[Records of document pages and text]
************
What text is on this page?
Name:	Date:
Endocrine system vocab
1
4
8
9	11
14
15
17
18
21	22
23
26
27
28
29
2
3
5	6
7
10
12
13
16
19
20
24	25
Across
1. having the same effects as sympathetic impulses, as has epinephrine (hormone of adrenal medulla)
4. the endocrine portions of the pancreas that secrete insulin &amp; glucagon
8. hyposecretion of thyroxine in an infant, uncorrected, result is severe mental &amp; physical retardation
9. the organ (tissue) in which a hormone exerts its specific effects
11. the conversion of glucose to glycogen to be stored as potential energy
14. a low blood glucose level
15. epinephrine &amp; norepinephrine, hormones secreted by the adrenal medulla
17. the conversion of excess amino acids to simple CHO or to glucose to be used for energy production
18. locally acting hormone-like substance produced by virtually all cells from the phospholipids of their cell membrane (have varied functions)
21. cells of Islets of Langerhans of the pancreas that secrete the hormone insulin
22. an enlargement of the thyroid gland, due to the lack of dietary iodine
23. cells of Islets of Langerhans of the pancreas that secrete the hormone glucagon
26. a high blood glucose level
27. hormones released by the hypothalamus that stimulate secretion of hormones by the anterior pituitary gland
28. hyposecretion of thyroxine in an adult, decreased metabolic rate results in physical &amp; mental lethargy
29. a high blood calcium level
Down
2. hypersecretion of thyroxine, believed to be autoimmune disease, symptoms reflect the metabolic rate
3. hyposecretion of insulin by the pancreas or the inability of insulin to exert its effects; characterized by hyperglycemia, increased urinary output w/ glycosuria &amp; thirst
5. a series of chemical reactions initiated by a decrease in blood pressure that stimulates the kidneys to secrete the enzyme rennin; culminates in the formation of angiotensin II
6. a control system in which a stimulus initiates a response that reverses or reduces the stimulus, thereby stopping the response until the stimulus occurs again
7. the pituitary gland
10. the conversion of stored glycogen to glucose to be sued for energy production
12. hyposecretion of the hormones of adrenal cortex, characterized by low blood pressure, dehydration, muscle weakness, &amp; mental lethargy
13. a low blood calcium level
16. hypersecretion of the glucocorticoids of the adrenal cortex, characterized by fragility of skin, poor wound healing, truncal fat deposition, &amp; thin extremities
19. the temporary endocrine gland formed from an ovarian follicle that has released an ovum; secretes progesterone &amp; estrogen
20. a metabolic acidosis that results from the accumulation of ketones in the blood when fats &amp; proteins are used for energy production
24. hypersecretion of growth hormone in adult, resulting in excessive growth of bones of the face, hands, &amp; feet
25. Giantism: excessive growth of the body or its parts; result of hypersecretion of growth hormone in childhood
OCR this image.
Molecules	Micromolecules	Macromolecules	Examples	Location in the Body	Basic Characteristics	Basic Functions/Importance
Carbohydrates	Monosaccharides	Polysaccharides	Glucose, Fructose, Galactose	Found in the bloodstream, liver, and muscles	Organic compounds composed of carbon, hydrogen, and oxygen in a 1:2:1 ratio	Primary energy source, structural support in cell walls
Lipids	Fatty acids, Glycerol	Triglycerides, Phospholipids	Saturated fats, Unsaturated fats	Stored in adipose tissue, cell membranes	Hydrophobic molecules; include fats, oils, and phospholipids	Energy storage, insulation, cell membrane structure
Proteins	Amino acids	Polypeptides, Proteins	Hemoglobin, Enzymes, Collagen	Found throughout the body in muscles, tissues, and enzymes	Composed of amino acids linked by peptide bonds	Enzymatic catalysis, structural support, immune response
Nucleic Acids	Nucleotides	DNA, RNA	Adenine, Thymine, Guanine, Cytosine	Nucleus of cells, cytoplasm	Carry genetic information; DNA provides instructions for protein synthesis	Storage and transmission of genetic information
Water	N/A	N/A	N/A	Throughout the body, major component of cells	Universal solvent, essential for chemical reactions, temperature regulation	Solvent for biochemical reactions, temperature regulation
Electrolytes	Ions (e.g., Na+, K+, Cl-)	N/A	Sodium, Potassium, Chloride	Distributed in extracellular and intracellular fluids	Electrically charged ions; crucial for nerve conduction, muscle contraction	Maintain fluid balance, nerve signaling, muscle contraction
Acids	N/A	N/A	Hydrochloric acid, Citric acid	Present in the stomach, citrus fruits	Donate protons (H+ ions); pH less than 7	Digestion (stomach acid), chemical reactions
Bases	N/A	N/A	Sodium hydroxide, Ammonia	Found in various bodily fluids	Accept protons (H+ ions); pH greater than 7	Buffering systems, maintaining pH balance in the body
************
Copy out all lines above that include the string "used".

▶ [Task response]
17. the conversion of excess amino acids to simple CHO or to glucose to be used for energy production
20. a metabolic acidosis that results from the accumulation of ketones in the blood when fats &amp; proteins are used for energy production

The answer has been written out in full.